* Document:

Introduction | Repository contents | Contributing to this repository | Course description | Markdown | Source code | Canvas notes | License

Introduction

This repository contains the materials for the course entitled "CS 2150: Program and Data Representation" in the Computer Science Department at the University of Virginia. It contains all of the slides, labs, exams, etc., used throughout the course. The course description is below. The github repository for this course is at https://github.com/markfloryan/pdr.

Students currently in the course should view the uva/index.html (md) file in the cloned repository (i.e., don't try to view it on github.com); current students may also want to view the daily announcements. Note that many of the course materials are modified right before they are needed -- for example, this repository will be updated right before the semester starts.

Students who were previously in the course may want to view the current version, or you can view the version from your semester. All semester versions are tagged with an end-of-semester tag of the form "year-semester". For example, the spring 2014 semester was tagged as 2014-spring. To obtain a specific tag, you can enter git checkout tags/2014-spring in an already cloned repository.

The primary author of this repository is Mark Floryan (mrf8t@cs.virginia.edu). This repository originally developed (and has been adapted from) a similar one by Aaron Bloomfield (aaron@virginia.edu. Many students and faculty have worked on this course material over the years.

* The task:
Please answer these questions from the repository introduction:
1. What is the full title of the course?
2. Which tag marks the spring 2014 semester?
3. Who is named as the primary author of the repository?

* Raw data:
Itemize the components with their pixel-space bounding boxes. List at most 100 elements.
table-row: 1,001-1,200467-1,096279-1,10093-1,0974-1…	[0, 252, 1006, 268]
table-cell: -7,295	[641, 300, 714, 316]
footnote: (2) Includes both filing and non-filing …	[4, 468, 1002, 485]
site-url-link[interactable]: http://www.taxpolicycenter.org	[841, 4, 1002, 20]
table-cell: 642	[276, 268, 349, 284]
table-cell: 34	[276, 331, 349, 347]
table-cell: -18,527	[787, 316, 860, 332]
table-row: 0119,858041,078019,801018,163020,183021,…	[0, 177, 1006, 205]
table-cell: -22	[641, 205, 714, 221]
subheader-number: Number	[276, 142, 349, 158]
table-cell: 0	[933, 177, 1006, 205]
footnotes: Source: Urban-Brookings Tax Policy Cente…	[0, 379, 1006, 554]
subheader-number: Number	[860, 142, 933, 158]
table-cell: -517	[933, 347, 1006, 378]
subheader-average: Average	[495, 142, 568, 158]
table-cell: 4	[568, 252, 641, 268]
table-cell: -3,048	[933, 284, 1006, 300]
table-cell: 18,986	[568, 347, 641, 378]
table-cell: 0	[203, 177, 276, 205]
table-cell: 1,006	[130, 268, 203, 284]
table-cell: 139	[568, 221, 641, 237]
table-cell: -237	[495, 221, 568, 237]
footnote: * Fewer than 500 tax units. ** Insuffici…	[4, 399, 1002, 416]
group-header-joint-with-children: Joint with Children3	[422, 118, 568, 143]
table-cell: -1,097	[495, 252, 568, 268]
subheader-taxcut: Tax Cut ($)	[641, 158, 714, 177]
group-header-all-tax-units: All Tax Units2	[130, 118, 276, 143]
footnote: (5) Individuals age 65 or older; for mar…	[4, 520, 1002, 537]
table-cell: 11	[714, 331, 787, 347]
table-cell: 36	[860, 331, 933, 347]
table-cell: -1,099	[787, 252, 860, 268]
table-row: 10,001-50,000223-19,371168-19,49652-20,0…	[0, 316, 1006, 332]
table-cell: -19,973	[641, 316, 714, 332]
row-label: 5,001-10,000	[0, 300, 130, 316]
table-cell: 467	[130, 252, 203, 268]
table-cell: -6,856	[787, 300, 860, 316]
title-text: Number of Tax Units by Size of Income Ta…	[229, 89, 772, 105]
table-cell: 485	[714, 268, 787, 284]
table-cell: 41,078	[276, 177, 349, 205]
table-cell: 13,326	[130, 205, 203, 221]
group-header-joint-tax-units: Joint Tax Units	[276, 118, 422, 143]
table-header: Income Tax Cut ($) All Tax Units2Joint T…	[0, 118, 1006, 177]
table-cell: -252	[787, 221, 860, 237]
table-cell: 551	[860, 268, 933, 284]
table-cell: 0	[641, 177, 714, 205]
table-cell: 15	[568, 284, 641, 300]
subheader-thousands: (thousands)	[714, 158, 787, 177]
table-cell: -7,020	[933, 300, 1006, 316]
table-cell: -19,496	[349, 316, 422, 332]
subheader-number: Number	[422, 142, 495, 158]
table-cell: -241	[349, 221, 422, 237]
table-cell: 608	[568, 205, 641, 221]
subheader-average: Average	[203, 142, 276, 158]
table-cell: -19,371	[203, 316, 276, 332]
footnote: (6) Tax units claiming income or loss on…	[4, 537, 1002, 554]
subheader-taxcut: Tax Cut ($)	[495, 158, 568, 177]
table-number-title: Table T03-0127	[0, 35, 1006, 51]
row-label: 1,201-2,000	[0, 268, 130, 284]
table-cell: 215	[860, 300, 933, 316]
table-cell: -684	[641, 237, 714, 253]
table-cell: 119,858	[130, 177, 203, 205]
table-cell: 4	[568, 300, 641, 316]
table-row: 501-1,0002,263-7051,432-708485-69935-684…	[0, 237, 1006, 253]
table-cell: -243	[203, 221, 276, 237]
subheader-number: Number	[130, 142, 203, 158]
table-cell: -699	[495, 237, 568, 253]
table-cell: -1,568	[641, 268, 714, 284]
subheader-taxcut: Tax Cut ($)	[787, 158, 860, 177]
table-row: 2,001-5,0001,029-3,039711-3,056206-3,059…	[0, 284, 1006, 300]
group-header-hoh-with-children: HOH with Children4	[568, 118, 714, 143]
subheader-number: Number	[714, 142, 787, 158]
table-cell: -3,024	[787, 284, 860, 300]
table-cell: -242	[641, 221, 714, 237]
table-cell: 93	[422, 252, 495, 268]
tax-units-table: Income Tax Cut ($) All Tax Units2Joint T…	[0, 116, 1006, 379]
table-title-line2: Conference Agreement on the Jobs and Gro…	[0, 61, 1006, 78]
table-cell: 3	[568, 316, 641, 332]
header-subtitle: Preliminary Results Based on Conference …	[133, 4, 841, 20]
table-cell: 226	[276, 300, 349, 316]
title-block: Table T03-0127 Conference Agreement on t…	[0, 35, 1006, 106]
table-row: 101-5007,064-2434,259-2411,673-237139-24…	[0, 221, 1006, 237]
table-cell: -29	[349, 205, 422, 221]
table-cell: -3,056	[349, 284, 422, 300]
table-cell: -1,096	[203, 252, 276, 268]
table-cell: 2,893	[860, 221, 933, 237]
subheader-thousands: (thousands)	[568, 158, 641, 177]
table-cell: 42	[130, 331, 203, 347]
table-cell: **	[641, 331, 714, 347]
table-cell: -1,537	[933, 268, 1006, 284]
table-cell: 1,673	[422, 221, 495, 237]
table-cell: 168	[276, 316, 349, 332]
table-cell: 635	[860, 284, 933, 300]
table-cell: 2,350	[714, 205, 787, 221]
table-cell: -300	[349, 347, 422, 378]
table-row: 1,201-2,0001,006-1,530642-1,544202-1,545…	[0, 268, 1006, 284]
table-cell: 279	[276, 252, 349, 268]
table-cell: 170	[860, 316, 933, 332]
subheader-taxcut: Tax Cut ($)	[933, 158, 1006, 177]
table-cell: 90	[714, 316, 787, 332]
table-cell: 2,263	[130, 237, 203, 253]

* Problem solution:
1. CS 2150: Program and Data Representation
2. 2014-spring
3. Mark Floryan